### TASK
Copy out every line exactly, passing over the pictures.

Some records
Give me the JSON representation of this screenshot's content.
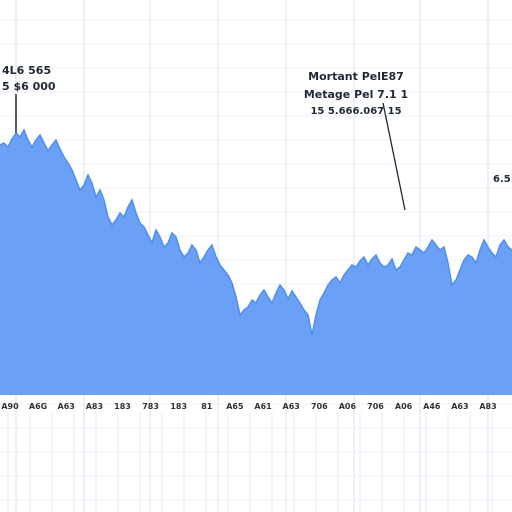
{
  "chart_data": {
    "type": "area",
    "x": [
      0,
      1,
      2,
      3,
      4,
      5,
      6,
      7,
      8,
      9,
      10,
      11,
      12,
      13,
      14,
      15,
      16,
      17,
      18,
      19,
      20,
      21,
      22,
      23,
      24,
      25,
      26,
      27,
      28,
      29,
      30,
      31,
      32,
      33,
      34,
      35,
      36,
      37,
      38,
      39,
      40,
      41,
      42,
      43,
      44,
      45,
      46,
      47,
      48,
      49,
      50,
      51,
      52,
      53,
      54,
      55,
      56,
      57,
      58,
      59,
      60,
      61,
      62,
      63,
      64,
      65,
      66,
      67,
      68,
      69,
      70,
      71,
      72,
      73,
      74,
      75,
      76,
      77,
      78,
      79,
      80,
      81,
      82,
      83,
      84,
      85,
      86,
      87,
      88,
      89,
      90,
      91,
      92,
      93,
      94,
      95,
      96,
      97,
      98,
      99,
      100,
      101,
      102,
      103,
      104,
      105,
      106,
      107,
      108,
      109,
      110,
      111,
      112,
      113,
      114,
      115,
      116,
      117,
      118,
      119,
      120,
      121,
      122,
      123,
      124,
      125,
      126,
      127,
      128
    ],
    "series": [
      {
        "values": [
          250,
          252,
          248,
          256,
          262,
          258,
          265,
          255,
          248,
          255,
          260,
          252,
          244,
          250,
          255,
          246,
          238,
          232,
          225,
          215,
          205,
          210,
          220,
          212,
          198,
          205,
          195,
          178,
          170,
          175,
          182,
          178,
          188,
          195,
          182,
          172,
          168,
          160,
          152,
          165,
          158,
          148,
          152,
          162,
          158,
          145,
          138,
          142,
          150,
          145,
          132,
          138,
          145,
          150,
          138,
          130,
          125,
          120,
          112,
          98,
          80,
          85,
          88,
          95,
          92,
          100,
          105,
          98,
          92,
          102,
          110,
          105,
          96,
          104,
          98,
          92,
          85,
          80,
          60,
          80,
          95,
          102,
          110,
          115,
          118,
          112,
          120,
          125,
          130,
          128,
          134,
          138,
          130,
          136,
          140,
          132,
          128,
          130,
          136,
          125,
          128,
          135,
          142,
          140,
          148,
          145,
          142,
          148,
          155,
          150,
          145,
          148,
          132,
          110,
          115,
          125,
          135,
          140,
          138,
          132,
          145,
          155,
          148,
          142,
          138,
          150,
          155,
          148,
          145
        ]
      }
    ],
    "ylim": [
      0,
      300
    ],
    "tick_labels": [
      "A90",
      "A6G",
      "A63",
      "A83",
      "183",
      "783",
      "183",
      "81",
      "A65",
      "A61",
      "A63",
      "706",
      "A06",
      "706",
      "A06",
      "A46",
      "A63",
      "A83"
    ],
    "annotations": [
      {
        "lines": [
          "Mortant PelE87",
          "Metage Pel 7.1 1",
          "15  5.666.067    15"
        ]
      },
      {
        "lines": [
          "4L6 565",
          "5  $6 000"
        ]
      },
      {
        "lines": [
          "6.5"
        ]
      }
    ],
    "grid": true,
    "colors": {
      "area_fill": "#6aa1f6",
      "area_stroke": "#4d8ef2",
      "grid": "#d9e2f0",
      "background": "#ffffff"
    }
  }
}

### ANSWER TO THIS EXERCISE
Give me the JSON representation of this screenshot's content.
{
  "chart_data": {
    "type": "area",
    "x": [
      0,
      1,
      2,
      3,
      4,
      5,
      6,
      7,
      8,
      9,
      10,
      11,
      12,
      13,
      14,
      15,
      16,
      17,
      18,
      19,
      20,
      21,
      22,
      23,
      24,
      25,
      26,
      27,
      28,
      29,
      30,
      31,
      32,
      33,
      34,
      35,
      36,
      37,
      38,
      39,
      40,
      41,
      42,
      43,
      44,
      45,
      46,
      47,
      48,
      49,
      50,
      51,
      52,
      53,
      54,
      55,
      56,
      57,
      58,
      59,
      60,
      61,
      62,
      63,
      64,
      65,
      66,
      67,
      68,
      69,
      70,
      71,
      72,
      73,
      74,
      75,
      76,
      77,
      78,
      79,
      80,
      81,
      82,
      83,
      84,
      85,
      86,
      87,
      88,
      89,
      90,
      91,
      92,
      93,
      94,
      95,
      96,
      97,
      98,
      99,
      100,
      101,
      102,
      103,
      104,
      105,
      106,
      107,
      108,
      109,
      110,
      111,
      112,
      113,
      114,
      115,
      116,
      117,
      118,
      119,
      120,
      121,
      122,
      123,
      124,
      125,
      126,
      127,
      128
    ],
    "series": [
      {
        "values": [
          250,
          252,
          248,
          256,
          262,
          258,
          265,
          255,
          248,
          255,
          260,
          252,
          244,
          250,
          255,
          246,
          238,
          232,
          225,
          215,
          205,
          210,
          220,
          212,
          198,
          205,
          195,
          178,
          170,
          175,
          182,
          178,
          188,
          195,
          182,
          172,
          168,
          160,
          152,
          165,
          158,
          148,
          152,
          162,
          158,
          145,
          138,
          142,
          150,
          145,
          132,
          138,
          145,
          150,
          138,
          130,
          125,
          120,
          112,
          98,
          80,
          85,
          88,
          95,
          92,
          100,
          105,
          98,
          92,
          102,
          110,
          105,
          96,
          104,
          98,
          92,
          85,
          80,
          60,
          80,
          95,
          102,
          110,
          115,
          118,
          112,
          120,
          125,
          130,
          128,
          134,
          138,
          130,
          136,
          140,
          132,
          128,
          130,
          136,
          125,
          128,
          135,
          142,
          140,
          148,
          145,
          142,
          148,
          155,
          150,
          145,
          148,
          132,
          110,
          115,
          125,
          135,
          140,
          138,
          132,
          145,
          155,
          148,
          142,
          138,
          150,
          155,
          148,
          145
        ]
      }
    ],
    "ylim": [
      0,
      300
    ],
    "tick_labels": [
      "A90",
      "A6G",
      "A63",
      "A83",
      "183",
      "783",
      "183",
      "81",
      "A65",
      "A61",
      "A63",
      "706",
      "A06",
      "706",
      "A06",
      "A46",
      "A63",
      "A83"
    ],
    "annotations": [
      {
        "lines": [
          "Mortant PelE87",
          "Metage Pel 7.1 1",
          "15  5.666.067    15"
        ]
      },
      {
        "lines": [
          "4L6 565",
          "5  $6 000"
        ]
      },
      {
        "lines": [
          "6.5"
        ]
      }
    ],
    "grid": true,
    "colors": {
      "area_fill": "#6aa1f6",
      "area_stroke": "#4d8ef2",
      "grid": "#d9e2f0",
      "background": "#ffffff"
    }
  }
}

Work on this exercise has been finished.